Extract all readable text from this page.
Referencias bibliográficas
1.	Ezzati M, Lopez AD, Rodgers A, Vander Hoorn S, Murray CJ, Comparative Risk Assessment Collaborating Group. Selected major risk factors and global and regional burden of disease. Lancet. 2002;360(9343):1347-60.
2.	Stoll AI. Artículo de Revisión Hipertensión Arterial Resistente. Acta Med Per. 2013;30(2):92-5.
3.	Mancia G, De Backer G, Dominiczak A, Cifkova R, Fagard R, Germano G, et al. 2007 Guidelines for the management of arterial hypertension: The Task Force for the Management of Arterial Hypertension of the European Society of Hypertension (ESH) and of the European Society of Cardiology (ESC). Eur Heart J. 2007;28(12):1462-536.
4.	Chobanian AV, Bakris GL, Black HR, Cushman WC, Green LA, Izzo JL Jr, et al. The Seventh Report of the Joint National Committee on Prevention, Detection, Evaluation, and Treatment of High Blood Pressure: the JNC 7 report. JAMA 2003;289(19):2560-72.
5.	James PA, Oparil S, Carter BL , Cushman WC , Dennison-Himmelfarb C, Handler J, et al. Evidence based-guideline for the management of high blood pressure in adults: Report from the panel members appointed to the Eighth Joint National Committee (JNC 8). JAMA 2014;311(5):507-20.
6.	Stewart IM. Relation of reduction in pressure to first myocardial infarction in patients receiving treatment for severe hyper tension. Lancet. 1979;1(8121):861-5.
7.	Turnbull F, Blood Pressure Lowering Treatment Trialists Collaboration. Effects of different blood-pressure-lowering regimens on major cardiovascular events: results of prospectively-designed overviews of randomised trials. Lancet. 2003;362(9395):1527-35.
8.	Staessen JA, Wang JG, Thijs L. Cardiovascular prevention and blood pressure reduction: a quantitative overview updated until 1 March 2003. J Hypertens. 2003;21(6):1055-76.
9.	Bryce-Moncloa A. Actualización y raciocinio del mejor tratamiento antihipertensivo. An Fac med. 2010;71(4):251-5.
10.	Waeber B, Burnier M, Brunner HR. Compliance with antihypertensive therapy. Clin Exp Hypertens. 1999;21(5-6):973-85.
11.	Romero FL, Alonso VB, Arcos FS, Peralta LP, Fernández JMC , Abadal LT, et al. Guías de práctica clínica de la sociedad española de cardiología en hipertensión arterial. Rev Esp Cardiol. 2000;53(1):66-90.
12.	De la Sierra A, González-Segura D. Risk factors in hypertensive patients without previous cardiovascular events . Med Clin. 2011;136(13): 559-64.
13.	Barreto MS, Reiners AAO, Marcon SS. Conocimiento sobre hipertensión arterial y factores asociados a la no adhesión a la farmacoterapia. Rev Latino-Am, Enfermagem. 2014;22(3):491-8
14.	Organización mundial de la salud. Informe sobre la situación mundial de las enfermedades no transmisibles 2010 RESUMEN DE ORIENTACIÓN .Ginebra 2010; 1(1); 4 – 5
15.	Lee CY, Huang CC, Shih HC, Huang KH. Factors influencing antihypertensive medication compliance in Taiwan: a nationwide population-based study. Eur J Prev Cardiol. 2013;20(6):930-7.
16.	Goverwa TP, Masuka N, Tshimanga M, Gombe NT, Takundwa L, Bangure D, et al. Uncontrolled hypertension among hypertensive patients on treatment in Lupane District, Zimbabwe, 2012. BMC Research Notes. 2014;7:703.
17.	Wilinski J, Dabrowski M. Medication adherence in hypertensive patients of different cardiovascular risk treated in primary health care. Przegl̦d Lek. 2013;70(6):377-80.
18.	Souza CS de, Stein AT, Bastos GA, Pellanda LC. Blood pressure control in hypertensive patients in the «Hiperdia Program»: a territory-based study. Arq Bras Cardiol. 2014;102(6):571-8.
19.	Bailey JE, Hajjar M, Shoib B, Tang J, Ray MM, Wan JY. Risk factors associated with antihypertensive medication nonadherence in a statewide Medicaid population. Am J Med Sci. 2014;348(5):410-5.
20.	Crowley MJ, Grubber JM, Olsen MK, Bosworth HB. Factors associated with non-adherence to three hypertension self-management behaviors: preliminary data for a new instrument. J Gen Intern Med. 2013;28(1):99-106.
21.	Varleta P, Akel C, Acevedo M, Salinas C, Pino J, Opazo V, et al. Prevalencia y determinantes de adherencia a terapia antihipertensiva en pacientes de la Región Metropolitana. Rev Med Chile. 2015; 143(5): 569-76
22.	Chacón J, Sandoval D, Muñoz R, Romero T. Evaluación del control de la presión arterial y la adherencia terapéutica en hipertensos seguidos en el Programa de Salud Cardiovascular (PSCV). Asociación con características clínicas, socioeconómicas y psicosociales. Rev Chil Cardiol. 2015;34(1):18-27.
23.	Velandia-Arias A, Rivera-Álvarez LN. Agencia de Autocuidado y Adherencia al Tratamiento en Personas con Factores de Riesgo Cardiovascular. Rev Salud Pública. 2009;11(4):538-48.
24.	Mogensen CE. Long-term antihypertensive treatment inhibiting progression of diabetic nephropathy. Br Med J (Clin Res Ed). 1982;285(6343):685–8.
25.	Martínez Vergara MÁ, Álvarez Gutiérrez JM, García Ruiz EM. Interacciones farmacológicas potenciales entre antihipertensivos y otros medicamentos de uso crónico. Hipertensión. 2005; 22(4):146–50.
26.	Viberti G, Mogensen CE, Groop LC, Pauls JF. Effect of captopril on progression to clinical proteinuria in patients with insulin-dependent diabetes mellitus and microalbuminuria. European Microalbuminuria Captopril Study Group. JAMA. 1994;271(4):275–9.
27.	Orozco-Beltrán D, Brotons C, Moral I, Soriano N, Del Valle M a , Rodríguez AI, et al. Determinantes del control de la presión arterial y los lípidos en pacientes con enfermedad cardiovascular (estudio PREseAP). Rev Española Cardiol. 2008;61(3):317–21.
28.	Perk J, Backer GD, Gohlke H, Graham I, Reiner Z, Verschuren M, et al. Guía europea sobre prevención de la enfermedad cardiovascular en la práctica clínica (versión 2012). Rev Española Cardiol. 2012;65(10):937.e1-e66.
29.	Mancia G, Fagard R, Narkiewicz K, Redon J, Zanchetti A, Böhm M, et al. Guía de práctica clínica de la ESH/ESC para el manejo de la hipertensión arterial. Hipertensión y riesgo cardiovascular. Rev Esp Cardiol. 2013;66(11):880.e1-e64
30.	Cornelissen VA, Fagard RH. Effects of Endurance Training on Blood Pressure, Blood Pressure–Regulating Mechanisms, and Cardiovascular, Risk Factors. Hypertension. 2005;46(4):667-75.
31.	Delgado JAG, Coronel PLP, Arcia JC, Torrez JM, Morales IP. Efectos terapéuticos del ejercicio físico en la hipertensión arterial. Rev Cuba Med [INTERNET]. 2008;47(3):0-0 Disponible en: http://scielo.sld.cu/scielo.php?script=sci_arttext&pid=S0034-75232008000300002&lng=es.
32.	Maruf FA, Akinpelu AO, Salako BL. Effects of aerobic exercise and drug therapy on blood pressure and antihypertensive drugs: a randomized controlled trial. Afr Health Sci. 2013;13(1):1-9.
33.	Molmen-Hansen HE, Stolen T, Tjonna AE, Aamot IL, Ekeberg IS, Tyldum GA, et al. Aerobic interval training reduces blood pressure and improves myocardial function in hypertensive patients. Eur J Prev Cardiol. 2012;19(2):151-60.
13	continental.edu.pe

----------------

● Work task
Each record must be reproduced exactly. Keep every one.

● Exercise result
Extract all readable text from this page.
Referencias bibliográficas
1.	Ezzati M, Lopez AD, Rodgers A, Vander Hoorn S, Murray CJ, Comparative Risk Assessment Collaborating Group. Selected major risk factors and global and regional burden of disease. Lancet. 2002;360(9343):1347-60.
2.	Stoll AI. Artículo de Revisión Hipertensión Arterial Resistente. Acta Med Per. 2013;30(2):92-5.
3.	Mancia G, De Backer G, Dominiczak A, Cifkova R, Fagard R, Germano G, et al. 2007 Guidelines for the management of arterial hypertension: The Task Force for the Management of Arterial Hypertension of the European Society of Hypertension (ESH) and of the European Society of Cardiology (ESC). Eur Heart J. 2007;28(12):1462-536.
4.	Chobanian AV, Bakris GL, Black HR, Cushman WC, Green LA, Izzo JL Jr, et al. The Seventh Report of the Joint National Committee on Prevention, Detection, Evaluation, and Treatment of High Blood Pressure: the JNC 7 report. JAMA 2003;289(19):2560-72.
5.	James PA, Oparil S, Carter BL , Cushman WC , Dennison-Himmelfarb C, Handler J, et al. Evidence based-guideline for the management of high blood pressure in adults: Report from the panel members appointed to the Eighth Joint National Committee (JNC 8). JAMA 2014;311(5):507-20.
6.	Stewart IM. Relation of reduction in pressure to first myocardial infarction in patients receiving treatment for severe hyper tension. Lancet. 1979;1(8121):861-5.
7.	Turnbull F, Blood Pressure Lowering Treatment Trialists Collaboration. Effects of different blood-pressure-lowering regimens on major cardiovascular events: results of prospectively-designed overviews of randomised trials. Lancet. 2003;362(9395):1527-35.
8.	Staessen JA, Wang JG, Thijs L. Cardiovascular prevention and blood pressure reduction: a quantitative overview updated until 1 March 2003. J Hypertens. 2003;21(6):1055-76.
9.	Bryce-Moncloa A. Actualización y raciocinio del mejor tratamiento antihipertensivo. An Fac med. 2010;71(4):251-5.
10.	Waeber B, Burnier M, Brunner HR. Compliance with antihypertensive therapy. Clin Exp Hypertens. 1999;21(5-6):973-85.
11.	Romero FL, Alonso VB, Arcos FS, Peralta LP, Fernández JMC , Abadal LT, et al. Guías de práctica clínica de la sociedad española de cardiología en hipertensión arterial. Rev Esp Cardiol. 2000;53(1):66-90.
12.	De la Sierra A, González-Segura D. Risk factors in hypertensive patients without previous cardiovascular events . Med Clin. 2011;136(13): 559-64.
13.	Barreto MS, Reiners AAO, Marcon SS. Conocimiento sobre hipertensión arterial y factores asociados a la no adhesión a la farmacoterapia. Rev Latino-Am, Enfermagem. 2014;22(3):491-8
14.	Organización mundial de la salud. Informe sobre la situación mundial de las enfermedades no transmisibles 2010 RESUMEN DE ORIENTACIÓN .Ginebra 2010; 1(1); 4 – 5
15.	Lee CY, Huang CC, Shih HC, Huang KH. Factors influencing antihypertensive medication compliance in Taiwan: a nationwide population-based study. Eur J Prev Cardiol. 2013;20(6):930-7.
16.	Goverwa TP, Masuka N, Tshimanga M, Gombe NT, Takundwa L, Bangure D, et al. Uncontrolled hypertension among hypertensive patients on treatment in Lupane District, Zimbabwe, 2012. BMC Research Notes. 2014;7:703.
17.	Wilinski J, Dabrowski M. Medication adherence in hypertensive patients of different cardiovascular risk treated in primary health care. Przegl̦d Lek. 2013;70(6):377-80.
18.	Souza CS de, Stein AT, Bastos GA, Pellanda LC. Blood pressure control in hypertensive patients in the «Hiperdia Program»: a territory-based study. Arq Bras Cardiol. 2014;102(6):571-8.
19.	Bailey JE, Hajjar M, Shoib B, Tang J, Ray MM, Wan JY. Risk factors associated with antihypertensive medication nonadherence in a statewide Medicaid population. Am J Med Sci. 2014;348(5):410-5.
20.	Crowley MJ, Grubber JM, Olsen MK, Bosworth HB. Factors associated with non-adherence to three hypertension self-management behaviors: preliminary data for a new instrument. J Gen Intern Med. 2013;28(1):99-106.
21.	Varleta P, Akel C, Acevedo M, Salinas C, Pino J, Opazo V, et al. Prevalencia y determinantes de adherencia a terapia antihipertensiva en pacientes de la Región Metropolitana. Rev Med Chile. 2015; 143(5): 569-76
22.	Chacón J, Sandoval D, Muñoz R, Romero T. Evaluación del control de la presión arterial y la adherencia terapéutica en hipertensos seguidos en el Programa de Salud Cardiovascular (PSCV). Asociación con características clínicas, socioeconómicas y psicosociales. Rev Chil Cardiol. 2015;34(1):18-27.
23.	Velandia-Arias A, Rivera-Álvarez LN. Agencia de Autocuidado y Adherencia al Tratamiento en Personas con Factores de Riesgo Cardiovascular. Rev Salud Pública. 2009;11(4):538-48.
24.	Mogensen CE. Long-term antihypertensive treatment inhibiting progression of diabetic nephropathy. Br Med J (Clin Res Ed). 1982;285(6343):685–8.
25.	Martínez Vergara MÁ, Álvarez Gutiérrez JM, García Ruiz EM. Interacciones farmacológicas potenciales entre antihipertensivos y otros medicamentos de uso crónico. Hipertensión. 2005; 22(4):146–50.
26.	Viberti G, Mogensen CE, Groop LC, Pauls JF. Effect of captopril on progression to clinical proteinuria in patients with insulin-dependent diabetes mellitus and microalbuminuria. European Microalbuminuria Captopril Study Group. JAMA. 1994;271(4):275–9.
27.	Orozco-Beltrán D, Brotons C, Moral I, Soriano N, Del Valle M a , Rodríguez AI, et al. Determinantes del control de la presión arterial y los lípidos en pacientes con enfermedad cardiovascular (estudio PREseAP). Rev Española Cardiol. 2008;61(3):317–21.
28.	Perk J, Backer GD, Gohlke H, Graham I, Reiner Z, Verschuren M, et al. Guía europea sobre prevención de la enfermedad cardiovascular en la práctica clínica (versión 2012). Rev Española Cardiol. 2012;65(10):937.e1-e66.
29.	Mancia G, Fagard R, Narkiewicz K, Redon J, Zanchetti A, Böhm M, et al. Guía de práctica clínica de la ESH/ESC para el manejo de la hipertensión arterial. Hipertensión y riesgo cardiovascular. Rev Esp Cardiol. 2013;66(11):880.e1-e64
30.	Cornelissen VA, Fagard RH. Effects of Endurance Training on Blood Pressure, Blood Pressure–Regulating Mechanisms, and Cardiovascular, Risk Factors. Hypertension. 2005;46(4):667-75.
31.	Delgado JAG, Coronel PLP, Arcia JC, Torrez JM, Morales IP. Efectos terapéuticos del ejercicio físico en la hipertensión arterial. Rev Cuba Med [INTERNET]. 2008;47(3):0-0 Disponible en: http://scielo.sld.cu/scielo.php?script=sci_arttext&pid=S0034-75232008000300002&lng=es.
32.	Maruf FA, Akinpelu AO, Salako BL. Effects of aerobic exercise and drug therapy on blood pressure and antihypertensive drugs: a randomized controlled trial. Afr Health Sci. 2013;13(1):1-9.
33.	Molmen-Hansen HE, Stolen T, Tjonna AE, Aamot IL, Ekeberg IS, Tyldum GA, et al. Aerobic interval training reduces blood pressure and improves myocardial function in hypertensive patients. Eur J Prev Cardiol. 2012;19(2):151-60.
13	continental.edu.pe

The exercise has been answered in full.